-- Exercise details --
Check every line for the word "color" and give the number of lines where it occurs, nothing else.

-- Entries provided --
/---
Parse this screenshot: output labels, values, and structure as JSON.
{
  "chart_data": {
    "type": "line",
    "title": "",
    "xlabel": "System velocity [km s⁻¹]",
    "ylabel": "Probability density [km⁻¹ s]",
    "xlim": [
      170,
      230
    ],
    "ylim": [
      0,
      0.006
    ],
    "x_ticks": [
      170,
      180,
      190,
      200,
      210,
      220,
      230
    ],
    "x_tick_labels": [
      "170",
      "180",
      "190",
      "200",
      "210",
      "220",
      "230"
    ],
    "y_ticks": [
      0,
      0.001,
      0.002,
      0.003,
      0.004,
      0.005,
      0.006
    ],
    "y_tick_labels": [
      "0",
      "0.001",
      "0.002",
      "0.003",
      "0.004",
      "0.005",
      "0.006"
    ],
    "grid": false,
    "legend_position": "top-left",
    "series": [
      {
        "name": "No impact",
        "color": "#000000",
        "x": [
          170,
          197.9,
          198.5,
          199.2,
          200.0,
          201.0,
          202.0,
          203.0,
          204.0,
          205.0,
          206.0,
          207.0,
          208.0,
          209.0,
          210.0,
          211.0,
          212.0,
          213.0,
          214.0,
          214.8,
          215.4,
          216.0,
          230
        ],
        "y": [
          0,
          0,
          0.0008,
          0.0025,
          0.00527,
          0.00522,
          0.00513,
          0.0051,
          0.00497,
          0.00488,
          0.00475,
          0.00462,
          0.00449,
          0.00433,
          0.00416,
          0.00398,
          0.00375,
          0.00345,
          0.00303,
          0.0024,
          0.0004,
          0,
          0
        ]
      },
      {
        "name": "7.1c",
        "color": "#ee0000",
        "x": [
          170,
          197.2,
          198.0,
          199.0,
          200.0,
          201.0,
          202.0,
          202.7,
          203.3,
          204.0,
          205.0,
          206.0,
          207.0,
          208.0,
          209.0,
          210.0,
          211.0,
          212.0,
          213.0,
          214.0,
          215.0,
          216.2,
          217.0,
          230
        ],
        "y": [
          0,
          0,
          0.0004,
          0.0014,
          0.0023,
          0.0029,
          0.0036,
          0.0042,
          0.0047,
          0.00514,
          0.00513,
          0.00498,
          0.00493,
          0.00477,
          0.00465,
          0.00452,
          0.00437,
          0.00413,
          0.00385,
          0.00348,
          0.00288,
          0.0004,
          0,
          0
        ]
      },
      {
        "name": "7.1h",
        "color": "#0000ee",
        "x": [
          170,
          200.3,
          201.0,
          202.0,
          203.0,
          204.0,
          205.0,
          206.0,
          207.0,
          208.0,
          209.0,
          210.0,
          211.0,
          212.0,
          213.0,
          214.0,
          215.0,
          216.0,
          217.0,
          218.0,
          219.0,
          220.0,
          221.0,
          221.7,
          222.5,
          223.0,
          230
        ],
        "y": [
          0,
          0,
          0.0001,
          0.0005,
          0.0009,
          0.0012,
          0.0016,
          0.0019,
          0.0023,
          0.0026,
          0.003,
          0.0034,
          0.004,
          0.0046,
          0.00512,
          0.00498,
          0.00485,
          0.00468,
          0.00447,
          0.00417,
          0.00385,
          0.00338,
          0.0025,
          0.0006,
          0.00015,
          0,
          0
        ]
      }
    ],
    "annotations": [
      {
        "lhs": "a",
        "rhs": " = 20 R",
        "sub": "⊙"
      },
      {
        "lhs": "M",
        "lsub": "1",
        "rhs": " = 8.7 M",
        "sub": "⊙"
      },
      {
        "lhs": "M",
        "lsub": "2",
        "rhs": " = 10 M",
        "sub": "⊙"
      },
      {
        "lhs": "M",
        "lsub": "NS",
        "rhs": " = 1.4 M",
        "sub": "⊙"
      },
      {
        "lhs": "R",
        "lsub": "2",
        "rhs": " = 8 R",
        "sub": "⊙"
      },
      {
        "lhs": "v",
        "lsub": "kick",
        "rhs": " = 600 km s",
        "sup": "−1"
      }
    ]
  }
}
\---
/---
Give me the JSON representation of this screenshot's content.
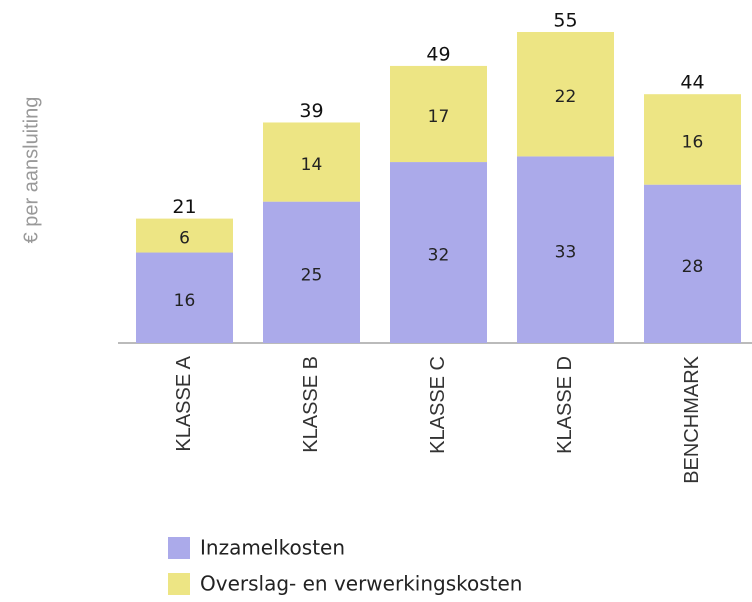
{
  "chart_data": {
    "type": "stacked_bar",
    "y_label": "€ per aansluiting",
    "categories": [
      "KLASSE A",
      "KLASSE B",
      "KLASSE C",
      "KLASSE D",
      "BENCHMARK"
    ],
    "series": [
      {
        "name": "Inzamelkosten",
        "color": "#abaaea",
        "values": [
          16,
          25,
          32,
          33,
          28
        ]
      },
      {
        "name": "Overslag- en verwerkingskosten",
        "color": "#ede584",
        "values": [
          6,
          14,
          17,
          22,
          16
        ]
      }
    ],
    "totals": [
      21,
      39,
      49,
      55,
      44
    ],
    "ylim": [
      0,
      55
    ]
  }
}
\---
-- Exercise response --
5